● **EXERCISE DETAILS**:
Will you write out all the entries below exactly?

##### DATASET CONTENT #####

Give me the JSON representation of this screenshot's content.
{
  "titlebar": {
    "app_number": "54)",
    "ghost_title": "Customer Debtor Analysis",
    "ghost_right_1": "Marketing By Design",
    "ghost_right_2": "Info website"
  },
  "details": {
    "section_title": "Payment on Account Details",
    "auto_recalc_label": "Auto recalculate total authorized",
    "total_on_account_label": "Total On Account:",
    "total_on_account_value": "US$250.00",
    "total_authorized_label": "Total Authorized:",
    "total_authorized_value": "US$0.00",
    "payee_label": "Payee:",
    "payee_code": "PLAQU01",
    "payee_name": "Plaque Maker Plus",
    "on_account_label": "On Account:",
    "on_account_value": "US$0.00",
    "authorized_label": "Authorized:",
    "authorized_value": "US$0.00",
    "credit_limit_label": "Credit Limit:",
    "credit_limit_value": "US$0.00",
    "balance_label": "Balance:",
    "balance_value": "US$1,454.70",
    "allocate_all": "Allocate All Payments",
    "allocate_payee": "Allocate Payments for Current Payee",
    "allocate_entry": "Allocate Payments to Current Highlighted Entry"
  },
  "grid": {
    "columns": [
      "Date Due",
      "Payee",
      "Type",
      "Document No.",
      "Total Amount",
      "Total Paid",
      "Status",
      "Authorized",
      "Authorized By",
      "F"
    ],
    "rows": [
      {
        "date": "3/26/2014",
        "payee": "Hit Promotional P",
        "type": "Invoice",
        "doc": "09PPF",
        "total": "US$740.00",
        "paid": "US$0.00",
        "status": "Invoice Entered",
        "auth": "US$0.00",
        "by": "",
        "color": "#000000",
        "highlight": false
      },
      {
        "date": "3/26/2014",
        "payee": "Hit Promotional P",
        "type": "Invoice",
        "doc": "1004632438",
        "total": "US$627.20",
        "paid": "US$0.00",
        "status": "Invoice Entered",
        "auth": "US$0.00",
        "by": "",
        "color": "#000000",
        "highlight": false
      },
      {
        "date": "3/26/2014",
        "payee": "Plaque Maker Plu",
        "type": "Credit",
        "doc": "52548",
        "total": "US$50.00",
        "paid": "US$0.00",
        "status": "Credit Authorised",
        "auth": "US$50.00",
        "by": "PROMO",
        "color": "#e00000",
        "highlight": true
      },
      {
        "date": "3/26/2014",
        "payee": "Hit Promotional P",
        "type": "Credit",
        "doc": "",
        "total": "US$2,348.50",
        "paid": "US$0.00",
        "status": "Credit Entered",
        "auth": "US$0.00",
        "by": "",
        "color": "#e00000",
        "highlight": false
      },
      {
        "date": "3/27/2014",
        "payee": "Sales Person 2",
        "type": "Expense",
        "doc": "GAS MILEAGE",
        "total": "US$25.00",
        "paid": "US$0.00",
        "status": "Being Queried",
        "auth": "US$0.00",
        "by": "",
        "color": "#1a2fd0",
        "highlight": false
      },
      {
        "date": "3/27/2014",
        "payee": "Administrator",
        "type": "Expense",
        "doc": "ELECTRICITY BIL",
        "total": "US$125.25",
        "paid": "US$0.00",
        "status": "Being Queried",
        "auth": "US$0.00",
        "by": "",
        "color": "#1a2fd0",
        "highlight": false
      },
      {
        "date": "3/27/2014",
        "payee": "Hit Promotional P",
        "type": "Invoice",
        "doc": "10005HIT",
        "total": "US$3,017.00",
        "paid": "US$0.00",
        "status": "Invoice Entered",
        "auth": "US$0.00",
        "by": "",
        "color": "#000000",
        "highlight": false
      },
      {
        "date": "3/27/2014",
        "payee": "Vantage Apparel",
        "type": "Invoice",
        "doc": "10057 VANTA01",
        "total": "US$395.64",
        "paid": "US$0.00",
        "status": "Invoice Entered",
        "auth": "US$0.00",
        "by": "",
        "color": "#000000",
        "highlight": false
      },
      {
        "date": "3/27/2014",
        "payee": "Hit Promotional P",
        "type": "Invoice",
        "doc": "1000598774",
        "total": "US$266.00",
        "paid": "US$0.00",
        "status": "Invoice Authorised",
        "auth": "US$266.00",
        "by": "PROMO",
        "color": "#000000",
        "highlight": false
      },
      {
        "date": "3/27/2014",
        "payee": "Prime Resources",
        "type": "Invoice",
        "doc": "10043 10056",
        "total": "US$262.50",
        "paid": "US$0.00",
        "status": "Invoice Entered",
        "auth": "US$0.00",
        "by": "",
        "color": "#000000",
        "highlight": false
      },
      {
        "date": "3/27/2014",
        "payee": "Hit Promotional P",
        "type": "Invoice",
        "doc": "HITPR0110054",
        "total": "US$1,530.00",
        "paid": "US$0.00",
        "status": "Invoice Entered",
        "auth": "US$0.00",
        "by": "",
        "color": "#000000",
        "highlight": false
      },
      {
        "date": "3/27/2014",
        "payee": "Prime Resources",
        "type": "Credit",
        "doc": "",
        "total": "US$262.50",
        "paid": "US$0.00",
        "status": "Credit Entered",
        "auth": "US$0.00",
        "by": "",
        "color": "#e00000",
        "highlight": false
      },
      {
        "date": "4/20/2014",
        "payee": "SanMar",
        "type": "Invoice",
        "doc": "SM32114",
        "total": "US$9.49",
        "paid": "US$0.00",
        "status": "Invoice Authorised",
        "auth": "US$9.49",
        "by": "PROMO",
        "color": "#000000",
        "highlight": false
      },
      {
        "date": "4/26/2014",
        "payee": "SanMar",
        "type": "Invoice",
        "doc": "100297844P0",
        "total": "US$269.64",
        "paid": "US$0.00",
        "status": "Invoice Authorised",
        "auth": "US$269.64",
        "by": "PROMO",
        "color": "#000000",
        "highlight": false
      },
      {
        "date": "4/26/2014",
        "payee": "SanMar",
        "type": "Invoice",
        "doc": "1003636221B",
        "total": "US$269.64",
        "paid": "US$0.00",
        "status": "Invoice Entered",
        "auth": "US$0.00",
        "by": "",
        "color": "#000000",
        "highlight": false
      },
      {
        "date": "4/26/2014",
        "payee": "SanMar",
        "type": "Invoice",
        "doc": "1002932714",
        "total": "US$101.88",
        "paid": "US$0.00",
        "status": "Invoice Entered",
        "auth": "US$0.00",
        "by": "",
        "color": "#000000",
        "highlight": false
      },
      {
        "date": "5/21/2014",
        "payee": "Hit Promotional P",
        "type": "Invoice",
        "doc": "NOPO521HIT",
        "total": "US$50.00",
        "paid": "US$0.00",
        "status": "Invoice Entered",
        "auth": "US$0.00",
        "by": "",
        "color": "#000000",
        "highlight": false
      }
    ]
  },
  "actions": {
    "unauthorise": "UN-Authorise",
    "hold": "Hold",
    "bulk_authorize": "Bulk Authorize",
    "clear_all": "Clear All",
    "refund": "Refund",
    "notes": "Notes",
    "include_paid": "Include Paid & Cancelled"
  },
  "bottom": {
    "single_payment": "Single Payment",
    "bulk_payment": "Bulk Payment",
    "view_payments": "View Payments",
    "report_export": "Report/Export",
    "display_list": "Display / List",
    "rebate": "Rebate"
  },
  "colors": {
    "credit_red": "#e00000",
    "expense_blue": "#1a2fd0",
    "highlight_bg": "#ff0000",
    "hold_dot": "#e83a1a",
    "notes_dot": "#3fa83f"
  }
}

#####

● **RESPONSE**:
Give me the JSON representation of this screenshot's content.
{
  "titlebar": {
    "app_number": "54)",
    "ghost_title": "Customer Debtor Analysis",
    "ghost_right_1": "Marketing By Design",
    "ghost_right_2": "Info website"
  },
  "details": {
    "section_title": "Payment on Account Details",
    "auto_recalc_label": "Auto recalculate total authorized",
    "total_on_account_label": "Total On Account:",
    "total_on_account_value": "US$250.00",
    "total_authorized_label": "Total Authorized:",
    "total_authorized_value": "US$0.00",
    "payee_label": "Payee:",
    "payee_code": "PLAQU01",
    "payee_name": "Plaque Maker Plus",
    "on_account_label": "On Account:",
    "on_account_value": "US$0.00",
    "authorized_label": "Authorized:",
    "authorized_value": "US$0.00",
    "credit_limit_label": "Credit Limit:",
    "credit_limit_value": "US$0.00",
    "balance_label": "Balance:",
    "balance_value": "US$1,454.70",
    "allocate_all": "Allocate All Payments",
    "allocate_payee": "Allocate Payments for Current Payee",
    "allocate_entry": "Allocate Payments to Current Highlighted Entry"
  },
  "grid": {
    "columns": [
      "Date Due",
      "Payee",
      "Type",
      "Document No.",
      "Total Amount",
      "Total Paid",
      "Status",
      "Authorized",
      "Authorized By",
      "F"
    ],
    "rows": [
      {
        "date": "3/26/2014",
        "payee": "Hit Promotional P",
        "type": "Invoice",
        "doc": "09PPF",
        "total": "US$740.00",
        "paid": "US$0.00",
        "status": "Invoice Entered",
        "auth": "US$0.00",
        "by": "",
        "color": "#000000",
        "highlight": false
      },
      {
        "date": "3/26/2014",
        "payee": "Hit Promotional P",
        "type": "Invoice",
        "doc": "1004632438",
        "total": "US$627.20",
        "paid": "US$0.00",
        "status": "Invoice Entered",
        "auth": "US$0.00",
        "by": "",
        "color": "#000000",
        "highlight": false
      },
      {
        "date": "3/26/2014",
        "payee": "Plaque Maker Plu",
        "type": "Credit",
        "doc": "52548",
        "total": "US$50.00",
        "paid": "US$0.00",
        "status": "Credit Authorised",
        "auth": "US$50.00",
        "by": "PROMO",
        "color": "#e00000",
        "highlight": true
      },
      {
        "date": "3/26/2014",
        "payee": "Hit Promotional P",
        "type": "Credit",
        "doc": "",
        "total": "US$2,348.50",
        "paid": "US$0.00",
        "status": "Credit Entered",
        "auth": "US$0.00",
        "by": "",
        "color": "#e00000",
        "highlight": false
      },
      {
        "date": "3/27/2014",
        "payee": "Sales Person 2",
        "type": "Expense",
        "doc": "GAS MILEAGE",
        "total": "US$25.00",
        "paid": "US$0.00",
        "status": "Being Queried",
        "auth": "US$0.00",
        "by": "",
        "color": "#1a2fd0",
        "highlight": false
      },
      {
        "date": "3/27/2014",
        "payee": "Administrator",
        "type": "Expense",
        "doc": "ELECTRICITY BIL",
        "total": "US$125.25",
        "paid": "US$0.00",
        "status": "Being Queried",
        "auth": "US$0.00",
        "by": "",
        "color": "#1a2fd0",
        "highlight": false
      },
      {
        "date": "3/27/2014",
        "payee": "Hit Promotional P",
        "type": "Invoice",
        "doc": "10005HIT",
        "total": "US$3,017.00",
        "paid": "US$0.00",
        "status": "Invoice Entered",
        "auth": "US$0.00",
        "by": "",
        "color": "#000000",
        "highlight": false
      },
      {
        "date": "3/27/2014",
        "payee": "Vantage Apparel",
        "type": "Invoice",
        "doc": "10057 VANTA01",
        "total": "US$395.64",
        "paid": "US$0.00",
        "status": "Invoice Entered",
        "auth": "US$0.00",
        "by": "",
        "color": "#000000",
        "highlight": false
      },
      {
        "date": "3/27/2014",
        "payee": "Hit Promotional P",
        "type": "Invoice",
        "doc": "1000598774",
        "total": "US$266.00",
        "paid": "US$0.00",
        "status": "Invoice Authorised",
        "auth": "US$266.00",
        "by": "PROMO",
        "color": "#000000",
        "highlight": false
      },
      {
        "date": "3/27/2014",
        "payee": "Prime Resources",
        "type": "Invoice",
        "doc": "10043 10056",
        "total": "US$262.50",
        "paid": "US$0.00",
        "status": "Invoice Entered",
        "auth": "US$0.00",
        "by": "",
        "color": "#000000",
        "highlight": false
      },
      {
        "date": "3/27/2014",
        "payee": "Hit Promotional P",
        "type": "Invoice",
        "doc": "HITPR0110054",
        "total": "US$1,530.00",
        "paid": "US$0.00",
        "status": "Invoice Entered",
        "auth": "US$0.00",
        "by": "",
        "color": "#000000",
        "highlight": false
      },
      {
        "date": "3/27/2014",
        "payee": "Prime Resources",
        "type": "Credit",
        "doc": "",
        "total": "US$262.50",
        "paid": "US$0.00",
        "status": "Credit Entered",
        "auth": "US$0.00",
        "by": "",
        "color": "#e00000",
        "highlight": false
      },
      {
        "date": "4/20/2014",
        "payee": "SanMar",
        "type": "Invoice",
        "doc": "SM32114",
        "total": "US$9.49",
        "paid": "US$0.00",
        "status": "Invoice Authorised",
        "auth": "US$9.49",
        "by": "PROMO",
        "color": "#000000",
        "highlight": false
      },
      {
        "date": "4/26/2014",
        "payee": "SanMar",
        "type": "Invoice",
        "doc": "100297844P0",
        "total": "US$269.64",
        "paid": "US$0.00",
        "status": "Invoice Authorised",
        "auth": "US$269.64",
        "by": "PROMO",
        "color": "#000000",
        "highlight": false
      },
      {
        "date": "4/26/2014",
        "payee": "SanMar",
        "type": "Invoice",
        "doc": "1003636221B",
        "total": "US$269.64",
        "paid": "US$0.00",
        "status": "Invoice Entered",
        "auth": "US$0.00",
        "by": "",
        "color": "#000000",
        "highlight": false
      },
      {
        "date": "4/26/2014",
        "payee": "SanMar",
        "type": "Invoice",
        "doc": "1002932714",
        "total": "US$101.88",
        "paid": "US$0.00",
        "status": "Invoice Entered",
        "auth": "US$0.00",
        "by": "",
        "color": "#000000",
        "highlight": false
      },
      {
        "date": "5/21/2014",
        "payee": "Hit Promotional P",
        "type": "Invoice",
        "doc": "NOPO521HIT",
        "total": "US$50.00",
        "paid": "US$0.00",
        "status": "Invoice Entered",
        "auth": "US$0.00",
        "by": "",
        "color": "#000000",
        "highlight": false
      }
    ]
  },
  "actions": {
    "unauthorise": "UN-Authorise",
    "hold": "Hold",
    "bulk_authorize": "Bulk Authorize",
    "clear_all": "Clear All",
    "refund": "Refund",
    "notes": "Notes",
    "include_paid": "Include Paid & Cancelled"
  },
  "bottom": {
    "single_payment": "Single Payment",
    "bulk_payment": "Bulk Payment",
    "view_payments": "View Payments",
    "report_export": "Report/Export",
    "display_list": "Display / List",
    "rebate": "Rebate"
  },
  "colors": {
    "credit_red": "#e00000",
    "expense_blue": "#1a2fd0",
    "highlight_bg": "#ff0000",
    "hold_dot": "#e83a1a",
    "notes_dot": "#3fa83f"
  }
}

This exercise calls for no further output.